Figure data in JSON:
»»

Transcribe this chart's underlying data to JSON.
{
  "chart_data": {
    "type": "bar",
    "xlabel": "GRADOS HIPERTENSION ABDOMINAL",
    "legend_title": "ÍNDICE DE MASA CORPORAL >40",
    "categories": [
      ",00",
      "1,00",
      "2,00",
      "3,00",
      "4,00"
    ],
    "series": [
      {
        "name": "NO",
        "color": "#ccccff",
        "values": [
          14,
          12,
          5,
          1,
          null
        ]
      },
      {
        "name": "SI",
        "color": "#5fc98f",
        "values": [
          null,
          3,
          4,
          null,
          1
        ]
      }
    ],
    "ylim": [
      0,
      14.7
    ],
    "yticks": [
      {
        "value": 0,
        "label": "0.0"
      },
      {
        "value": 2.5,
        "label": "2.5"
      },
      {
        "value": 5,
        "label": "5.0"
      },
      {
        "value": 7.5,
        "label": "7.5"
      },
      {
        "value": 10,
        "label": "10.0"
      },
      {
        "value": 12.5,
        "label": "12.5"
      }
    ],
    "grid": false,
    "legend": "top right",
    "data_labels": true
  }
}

««

▶ _Problem_
Return the entries in full, keeping every line exactly as it is.

▶ _Task solution_
Transcribe this chart's underlying data to JSON.
{
  "chart_data": {
    "type": "bar",
    "xlabel": "GRADOS HIPERTENSION ABDOMINAL",
    "legend_title": "ÍNDICE DE MASA CORPORAL >40",
    "categories": [
      ",00",
      "1,00",
      "2,00",
      "3,00",
      "4,00"
    ],
    "series": [
      {
        "name": "NO",
        "color": "#ccccff",
        "values": [
          14,
          12,
          5,
          1,
          null
        ]
      },
      {
        "name": "SI",
        "color": "#5fc98f",
        "values": [
          null,
          3,
          4,
          null,
          1
        ]
      }
    ],
    "ylim": [
      0,
      14.7
    ],
    "yticks": [
      {
        "value": 0,
        "label": "0.0"
      },
      {
        "value": 2.5,
        "label": "2.5"
      },
      {
        "value": 5,
        "label": "5.0"
      },
      {
        "value": 7.5,
        "label": "7.5"
      },
      {
        "value": 10,
        "label": "10.0"
      },
      {
        "value": 12.5,
        "label": "12.5"
      }
    ],
    "grid": false,
    "legend": "top right",
    "data_labels": true
  }
}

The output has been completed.